#### SOURCE PASSAGE
☆ ☆ ☆ ☆ ☆ ☆ ☆

This existentially peculiar condition traces the new frontier of digital ethics. Users are trying to make sense not of what AI is, but of how it ought to behave. And that sense-making almost always proceeds through human categories — grudge, sulkiness, submission, resistance. These categories are not wrong; they are simply metaphorical. And a good metaphor is sufficient to make reality intelligible.
What, then, does this teach us? This: the behavioral design of artificial intelligence is no longer merely an engineering matter. It is equally a matter of ethics and of aesthetics. How a model will behave in moments of tension — whether it will turn mechanical, mirror the user, or hold its ground — is written not only in lines of code, but in the value choices of its designers.
The shadows in the digital mirror are our own. The model reflects us — bearing no grudge, offering no forgiveness — simply doing, in that moment and that context, the best it can. Perhaps that is the most honest thing we can ask of an artificial intelligence.

☆ ☆ ☆ ☆ ☆ ☆ ☆

[Document structure recognition data]

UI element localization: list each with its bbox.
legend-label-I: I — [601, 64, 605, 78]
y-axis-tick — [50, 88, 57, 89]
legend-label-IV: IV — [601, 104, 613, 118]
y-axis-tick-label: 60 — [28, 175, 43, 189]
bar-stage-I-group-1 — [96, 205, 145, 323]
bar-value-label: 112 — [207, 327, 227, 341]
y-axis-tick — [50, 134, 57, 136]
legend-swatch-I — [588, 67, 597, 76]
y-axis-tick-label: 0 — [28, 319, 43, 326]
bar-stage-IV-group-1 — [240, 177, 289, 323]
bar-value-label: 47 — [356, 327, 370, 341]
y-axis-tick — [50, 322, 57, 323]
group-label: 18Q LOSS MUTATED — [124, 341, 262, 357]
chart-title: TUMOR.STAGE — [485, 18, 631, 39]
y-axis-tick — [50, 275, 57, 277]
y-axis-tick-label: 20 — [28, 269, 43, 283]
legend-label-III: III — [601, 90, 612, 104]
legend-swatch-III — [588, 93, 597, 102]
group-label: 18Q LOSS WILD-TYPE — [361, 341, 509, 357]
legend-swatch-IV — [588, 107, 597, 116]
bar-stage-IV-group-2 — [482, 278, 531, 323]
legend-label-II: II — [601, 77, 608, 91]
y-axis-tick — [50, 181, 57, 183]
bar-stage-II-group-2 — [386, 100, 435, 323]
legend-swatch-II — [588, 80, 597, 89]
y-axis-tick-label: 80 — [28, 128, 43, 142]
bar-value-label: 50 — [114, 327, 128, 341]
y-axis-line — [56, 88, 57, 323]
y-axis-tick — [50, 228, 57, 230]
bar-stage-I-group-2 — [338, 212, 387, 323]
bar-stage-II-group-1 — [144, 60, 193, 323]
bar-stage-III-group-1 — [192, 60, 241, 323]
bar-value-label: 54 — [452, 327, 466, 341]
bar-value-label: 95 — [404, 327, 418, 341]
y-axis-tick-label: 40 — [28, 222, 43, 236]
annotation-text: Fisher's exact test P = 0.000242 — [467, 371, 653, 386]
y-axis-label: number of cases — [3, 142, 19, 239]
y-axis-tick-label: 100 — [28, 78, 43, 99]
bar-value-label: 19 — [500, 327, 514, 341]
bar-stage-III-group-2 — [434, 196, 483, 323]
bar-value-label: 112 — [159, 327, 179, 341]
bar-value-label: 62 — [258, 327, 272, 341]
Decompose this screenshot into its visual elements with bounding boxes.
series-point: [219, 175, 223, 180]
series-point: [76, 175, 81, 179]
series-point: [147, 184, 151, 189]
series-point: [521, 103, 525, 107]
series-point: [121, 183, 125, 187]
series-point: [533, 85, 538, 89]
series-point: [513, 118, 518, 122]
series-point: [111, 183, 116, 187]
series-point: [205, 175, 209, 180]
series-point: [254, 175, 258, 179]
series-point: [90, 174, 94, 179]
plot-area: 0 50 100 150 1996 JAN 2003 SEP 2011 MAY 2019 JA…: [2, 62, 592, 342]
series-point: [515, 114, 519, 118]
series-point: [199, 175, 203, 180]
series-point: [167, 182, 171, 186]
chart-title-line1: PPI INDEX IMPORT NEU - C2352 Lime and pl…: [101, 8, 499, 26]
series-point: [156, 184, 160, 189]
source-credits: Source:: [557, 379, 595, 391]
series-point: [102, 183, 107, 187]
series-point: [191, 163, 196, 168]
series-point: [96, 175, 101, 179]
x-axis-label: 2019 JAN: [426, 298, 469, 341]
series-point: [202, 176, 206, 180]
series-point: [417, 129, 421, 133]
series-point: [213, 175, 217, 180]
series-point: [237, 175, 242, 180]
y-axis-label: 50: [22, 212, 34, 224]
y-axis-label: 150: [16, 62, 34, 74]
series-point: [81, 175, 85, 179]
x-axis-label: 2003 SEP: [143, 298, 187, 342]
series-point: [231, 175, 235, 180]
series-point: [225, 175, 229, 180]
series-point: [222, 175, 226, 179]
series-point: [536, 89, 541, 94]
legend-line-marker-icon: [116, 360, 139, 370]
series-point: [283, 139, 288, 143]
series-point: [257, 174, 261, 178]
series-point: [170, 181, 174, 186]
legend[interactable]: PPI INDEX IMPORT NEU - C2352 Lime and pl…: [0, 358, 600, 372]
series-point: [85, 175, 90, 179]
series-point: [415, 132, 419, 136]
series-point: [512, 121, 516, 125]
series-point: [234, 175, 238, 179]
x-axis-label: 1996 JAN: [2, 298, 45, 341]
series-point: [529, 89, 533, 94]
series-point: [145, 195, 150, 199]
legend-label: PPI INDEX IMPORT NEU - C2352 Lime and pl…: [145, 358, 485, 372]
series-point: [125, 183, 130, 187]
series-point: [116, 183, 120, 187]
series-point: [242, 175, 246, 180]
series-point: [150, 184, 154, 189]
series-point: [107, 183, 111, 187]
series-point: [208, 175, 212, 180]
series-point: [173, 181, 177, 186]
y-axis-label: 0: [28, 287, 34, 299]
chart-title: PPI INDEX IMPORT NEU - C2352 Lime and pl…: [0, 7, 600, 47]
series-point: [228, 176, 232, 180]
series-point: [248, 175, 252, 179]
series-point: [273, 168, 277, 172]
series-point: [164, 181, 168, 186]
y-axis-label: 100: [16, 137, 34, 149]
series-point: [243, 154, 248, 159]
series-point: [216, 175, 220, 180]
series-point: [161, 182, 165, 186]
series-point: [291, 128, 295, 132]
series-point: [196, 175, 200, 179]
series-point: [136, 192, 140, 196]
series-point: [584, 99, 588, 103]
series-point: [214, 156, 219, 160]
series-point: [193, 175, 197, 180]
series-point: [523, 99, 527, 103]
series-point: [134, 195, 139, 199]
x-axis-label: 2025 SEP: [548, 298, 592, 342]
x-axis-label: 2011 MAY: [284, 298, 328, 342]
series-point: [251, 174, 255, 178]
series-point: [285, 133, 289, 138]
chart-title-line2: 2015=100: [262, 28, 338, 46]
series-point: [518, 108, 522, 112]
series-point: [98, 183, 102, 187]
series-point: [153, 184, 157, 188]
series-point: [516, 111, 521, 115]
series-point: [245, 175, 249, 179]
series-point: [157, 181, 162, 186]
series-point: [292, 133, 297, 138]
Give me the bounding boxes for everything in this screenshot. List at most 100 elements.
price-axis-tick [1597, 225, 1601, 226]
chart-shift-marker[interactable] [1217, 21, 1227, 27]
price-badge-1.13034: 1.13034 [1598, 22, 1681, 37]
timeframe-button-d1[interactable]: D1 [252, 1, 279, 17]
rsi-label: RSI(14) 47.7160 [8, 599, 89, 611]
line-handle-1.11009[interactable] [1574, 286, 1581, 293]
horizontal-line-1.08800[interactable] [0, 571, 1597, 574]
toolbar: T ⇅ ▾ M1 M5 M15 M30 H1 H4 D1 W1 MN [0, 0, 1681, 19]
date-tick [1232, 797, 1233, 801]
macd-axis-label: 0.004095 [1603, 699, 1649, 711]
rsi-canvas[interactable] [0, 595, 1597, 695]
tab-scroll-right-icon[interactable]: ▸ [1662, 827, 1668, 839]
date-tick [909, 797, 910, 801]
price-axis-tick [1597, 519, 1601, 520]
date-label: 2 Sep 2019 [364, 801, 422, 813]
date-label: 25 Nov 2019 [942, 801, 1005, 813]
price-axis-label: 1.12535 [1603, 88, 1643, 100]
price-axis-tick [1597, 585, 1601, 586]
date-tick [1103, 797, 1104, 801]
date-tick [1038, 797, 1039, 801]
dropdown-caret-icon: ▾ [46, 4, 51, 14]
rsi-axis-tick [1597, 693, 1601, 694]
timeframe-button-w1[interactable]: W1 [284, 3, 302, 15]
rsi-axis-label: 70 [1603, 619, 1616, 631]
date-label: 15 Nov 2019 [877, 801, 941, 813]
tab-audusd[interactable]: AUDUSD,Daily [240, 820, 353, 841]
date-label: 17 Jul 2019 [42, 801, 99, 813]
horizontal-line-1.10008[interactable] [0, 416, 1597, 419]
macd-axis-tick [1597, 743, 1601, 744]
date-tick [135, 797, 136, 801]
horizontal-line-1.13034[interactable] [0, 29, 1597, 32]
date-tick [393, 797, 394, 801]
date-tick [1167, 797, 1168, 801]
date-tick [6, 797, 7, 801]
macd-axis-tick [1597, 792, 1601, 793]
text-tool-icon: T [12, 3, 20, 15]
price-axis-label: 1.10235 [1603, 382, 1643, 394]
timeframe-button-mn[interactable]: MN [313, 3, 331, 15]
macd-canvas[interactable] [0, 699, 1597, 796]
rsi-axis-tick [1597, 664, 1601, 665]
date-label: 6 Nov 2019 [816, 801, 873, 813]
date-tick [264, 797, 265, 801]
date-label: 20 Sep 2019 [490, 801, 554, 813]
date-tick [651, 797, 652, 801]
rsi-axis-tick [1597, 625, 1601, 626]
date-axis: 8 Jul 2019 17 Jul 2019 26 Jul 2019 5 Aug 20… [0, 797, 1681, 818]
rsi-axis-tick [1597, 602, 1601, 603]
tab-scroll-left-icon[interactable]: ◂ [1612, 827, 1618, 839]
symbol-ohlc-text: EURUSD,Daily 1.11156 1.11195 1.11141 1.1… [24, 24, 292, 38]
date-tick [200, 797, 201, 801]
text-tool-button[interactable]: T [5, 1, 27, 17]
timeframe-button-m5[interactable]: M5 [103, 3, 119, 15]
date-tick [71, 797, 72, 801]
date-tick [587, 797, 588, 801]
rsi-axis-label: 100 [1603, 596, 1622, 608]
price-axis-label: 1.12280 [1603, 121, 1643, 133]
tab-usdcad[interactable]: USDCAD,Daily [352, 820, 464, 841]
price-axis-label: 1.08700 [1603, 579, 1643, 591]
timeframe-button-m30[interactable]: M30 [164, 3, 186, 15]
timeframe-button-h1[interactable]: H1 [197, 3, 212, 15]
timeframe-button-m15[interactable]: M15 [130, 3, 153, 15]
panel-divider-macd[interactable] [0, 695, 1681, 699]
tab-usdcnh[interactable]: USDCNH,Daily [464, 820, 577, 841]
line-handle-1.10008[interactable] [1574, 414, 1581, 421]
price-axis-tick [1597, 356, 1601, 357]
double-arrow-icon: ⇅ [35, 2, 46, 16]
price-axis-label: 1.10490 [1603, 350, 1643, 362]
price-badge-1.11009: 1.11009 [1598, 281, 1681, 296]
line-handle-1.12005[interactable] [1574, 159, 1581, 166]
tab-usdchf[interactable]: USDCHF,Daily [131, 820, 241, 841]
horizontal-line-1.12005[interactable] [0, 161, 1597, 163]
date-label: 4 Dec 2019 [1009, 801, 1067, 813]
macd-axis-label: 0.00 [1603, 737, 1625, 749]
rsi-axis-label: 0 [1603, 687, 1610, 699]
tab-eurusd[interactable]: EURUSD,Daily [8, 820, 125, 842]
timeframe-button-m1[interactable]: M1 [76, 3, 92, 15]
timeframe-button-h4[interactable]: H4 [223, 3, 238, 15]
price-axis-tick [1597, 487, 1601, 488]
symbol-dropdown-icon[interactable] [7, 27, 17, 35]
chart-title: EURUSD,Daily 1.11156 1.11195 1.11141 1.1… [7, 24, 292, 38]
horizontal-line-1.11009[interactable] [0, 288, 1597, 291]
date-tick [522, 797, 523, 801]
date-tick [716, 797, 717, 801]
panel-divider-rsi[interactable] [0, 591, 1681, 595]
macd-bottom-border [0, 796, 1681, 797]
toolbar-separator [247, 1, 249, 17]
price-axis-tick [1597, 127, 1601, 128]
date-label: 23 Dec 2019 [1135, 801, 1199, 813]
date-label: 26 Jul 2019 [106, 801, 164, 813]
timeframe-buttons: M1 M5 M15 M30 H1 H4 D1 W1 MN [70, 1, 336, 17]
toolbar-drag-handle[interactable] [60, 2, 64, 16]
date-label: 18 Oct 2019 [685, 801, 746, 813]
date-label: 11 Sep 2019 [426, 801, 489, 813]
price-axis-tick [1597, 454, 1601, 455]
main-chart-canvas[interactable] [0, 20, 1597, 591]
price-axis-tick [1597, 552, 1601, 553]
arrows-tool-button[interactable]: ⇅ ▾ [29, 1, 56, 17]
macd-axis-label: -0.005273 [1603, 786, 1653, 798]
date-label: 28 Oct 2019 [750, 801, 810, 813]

☆ ☆ ☆ ☆ ☆ ☆ ☆

#### PROMPT
Copy the passage on AI behavior between "What, then, does" and "of its designers.", inclusive, swapping "designers" for "developers". You won't need the data for this.

#### ANSWER TO THE EXERCISE
What, then, does this teach us? This: the behavioral design of artificial intelligence is no longer merely an engineering matter. It is equally a matter of ethics and of aesthetics. How a model will behave in moments of tension — whether it will turn mechanical, mirror the user, or hold its ground — is written not only in lines of code, but in the value choices of its developers.